Task description
Repeat every record exactly, but keep images out of the copy.

Provided information
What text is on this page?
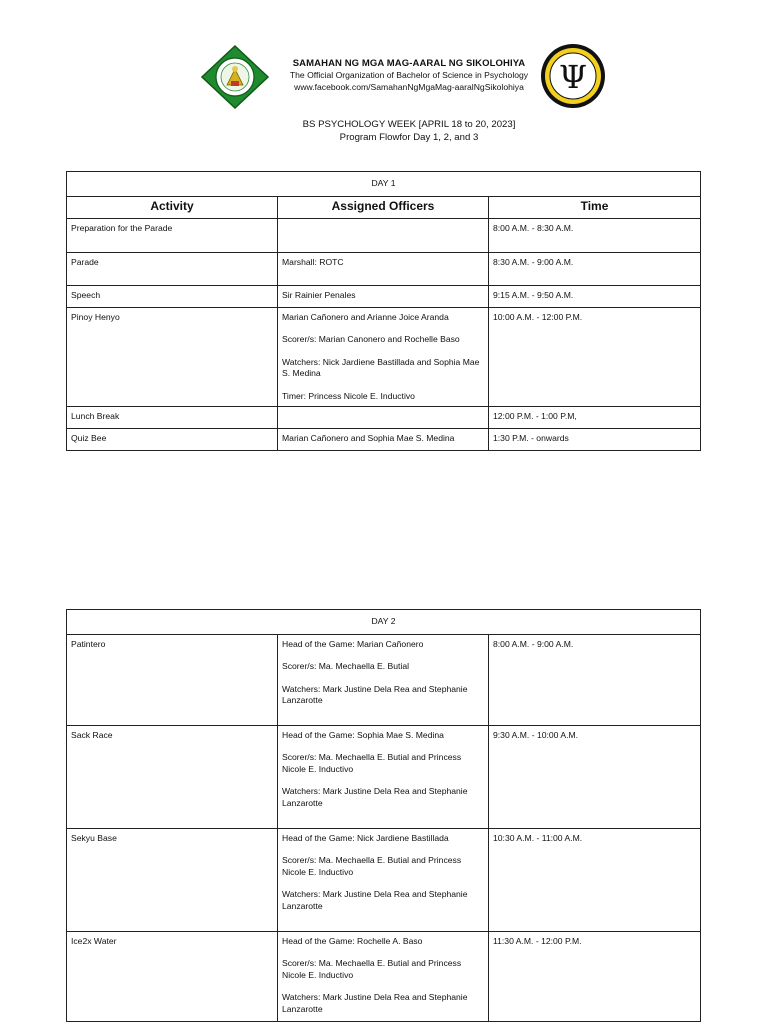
SAMAHAN NG MGA MAG-AARAL NG SIKOLOHIYA
The Official Organization of Bachelor of Science in Psychology
www.facebook.com/SamahanNgMgaMag-aaralNgSikolohiya	Ψ
BS PSYCHOLOGY WEEK [APRIL 18 to 20, 2023]
Program Flowfor Day 1, 2, and 3
DAY 1		
Activity	Assigned Officers	Time
Preparation for the Parade		8:00 A.M. - 8:30 A.M.
Parade	Marshall: ROTC	8:30 A.M. - 9:00 A.M.
Speech	Sir Rainier Penales	9:15 A.M. - 9:50 A.M.
Pinoy Henyo	Marian Cañonero and Arianne Joice Aranda
Scorer/s: Marian Canonero and Rochelle Baso
Watchers: Nick Jardiene Bastillada and Sophia Mae S. Medina
Timer: Princess Nicole E. Inductivo	10:00 A.M. - 12:00 P.M.
Lunch Break		12:00 P.M. - 1:00 P.M,
Quiz Bee	Marian Cañonero and Sophia Mae S. Medina	1:30 P.M. - onwards
DAY 2		
Patintero	Head of the Game: Marian Cañonero
Scorer/s: Ma. Mechaella E. Butial
Watchers: Mark Justine Dela Rea and Stephanie Lanzarotte	8:00 A.M. - 9:00 A.M.
Sack Race	Head of the Game: Sophia Mae S. Medina
Scorer/s: Ma. Mechaella E. Butial and Princess Nicole E. Inductivo
Watchers: Mark Justine Dela Rea and Stephanie Lanzarotte	9:30 A.M. - 10:00 A.M.
Sekyu Base	Head of the Game: Nick Jardiene Bastillada
Scorer/s: Ma. Mechaella E. Butial and Princess Nicole E. Inductivo
Watchers: Mark Justine Dela Rea and Stephanie Lanzarotte	10:30 A.M. - 11:00 A.M.
Ice2x Water	Head of the Game: Rochelle A. Baso
Scorer/s: Ma. Mechaella E. Butial and Princess Nicole E. Inductivo
Watchers: Mark Justine Dela Rea and Stephanie Lanzarotte	11:30 A.M. - 12:00 P.M.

Answer for this exercise
What text is on this page?
SAMAHAN NG MGA MAG-AARAL NG SIKOLOHIYA
The Official Organization of Bachelor of Science in Psychology
www.facebook.com/SamahanNgMgaMag-aaralNgSikolohiya	Ψ
BS PSYCHOLOGY WEEK [APRIL 18 to 20, 2023]
Program Flowfor Day 1, 2, and 3
DAY 1		
Activity	Assigned Officers	Time
Preparation for the Parade		8:00 A.M. - 8:30 A.M.
Parade	Marshall: ROTC	8:30 A.M. - 9:00 A.M.
Speech	Sir Rainier Penales	9:15 A.M. - 9:50 A.M.
Pinoy Henyo	Marian Cañonero and Arianne Joice Aranda
Scorer/s: Marian Canonero and Rochelle Baso
Watchers: Nick Jardiene Bastillada and Sophia Mae S. Medina
Timer: Princess Nicole E. Inductivo	10:00 A.M. - 12:00 P.M.
Lunch Break		12:00 P.M. - 1:00 P.M,
Quiz Bee	Marian Cañonero and Sophia Mae S. Medina	1:30 P.M. - onwards
DAY 2		
Patintero	Head of the Game: Marian Cañonero
Scorer/s: Ma. Mechaella E. Butial
Watchers: Mark Justine Dela Rea and Stephanie Lanzarotte	8:00 A.M. - 9:00 A.M.
Sack Race	Head of the Game: Sophia Mae S. Medina
Scorer/s: Ma. Mechaella E. Butial and Princess Nicole E. Inductivo
Watchers: Mark Justine Dela Rea and Stephanie Lanzarotte	9:30 A.M. - 10:00 A.M.
Sekyu Base	Head of the Game: Nick Jardiene Bastillada
Scorer/s: Ma. Mechaella E. Butial and Princess Nicole E. Inductivo
Watchers: Mark Justine Dela Rea and Stephanie Lanzarotte	10:30 A.M. - 11:00 A.M.
Ice2x Water	Head of the Game: Rochelle A. Baso
Scorer/s: Ma. Mechaella E. Butial and Princess Nicole E. Inductivo
Watchers: Mark Justine Dela Rea and Stephanie Lanzarotte	11:30 A.M. - 12:00 P.M.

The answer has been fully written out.